PROBLEM DETAILS -
All the entries need to be quoted exactly, apart from the pictures, which you should drop.

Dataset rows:
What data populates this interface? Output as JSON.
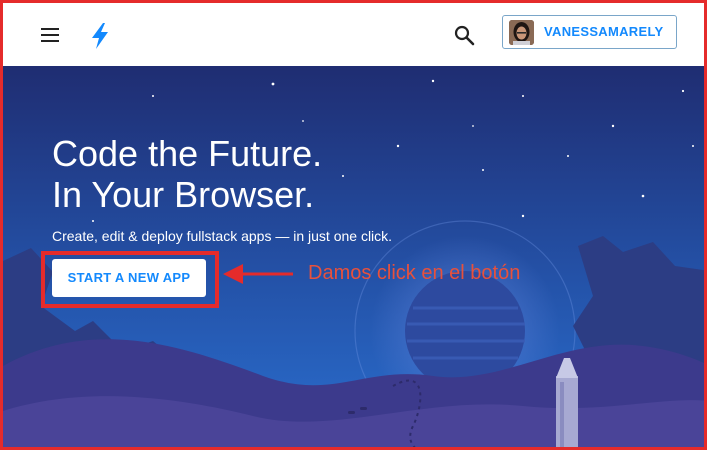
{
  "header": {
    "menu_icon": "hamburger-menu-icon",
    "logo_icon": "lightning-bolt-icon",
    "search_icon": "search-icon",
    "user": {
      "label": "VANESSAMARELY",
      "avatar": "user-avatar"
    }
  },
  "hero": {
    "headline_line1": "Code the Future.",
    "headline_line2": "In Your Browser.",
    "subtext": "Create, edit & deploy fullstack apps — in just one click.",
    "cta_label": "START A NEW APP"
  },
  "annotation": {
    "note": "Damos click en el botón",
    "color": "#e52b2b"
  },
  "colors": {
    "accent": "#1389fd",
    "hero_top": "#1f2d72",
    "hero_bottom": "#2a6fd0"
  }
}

CORRECT RESULT -
What data populates this interface? Output as JSON.
{
  "header": {
    "menu_icon": "hamburger-menu-icon",
    "logo_icon": "lightning-bolt-icon",
    "search_icon": "search-icon",
    "user": {
      "label": "VANESSAMARELY",
      "avatar": "user-avatar"
    }
  },
  "hero": {
    "headline_line1": "Code the Future.",
    "headline_line2": "In Your Browser.",
    "subtext": "Create, edit & deploy fullstack apps — in just one click.",
    "cta_label": "START A NEW APP"
  },
  "annotation": {
    "note": "Damos click en el botón",
    "color": "#e52b2b"
  },
  "colors": {
    "accent": "#1389fd",
    "hero_top": "#1f2d72",
    "hero_bottom": "#2a6fd0"
  }
}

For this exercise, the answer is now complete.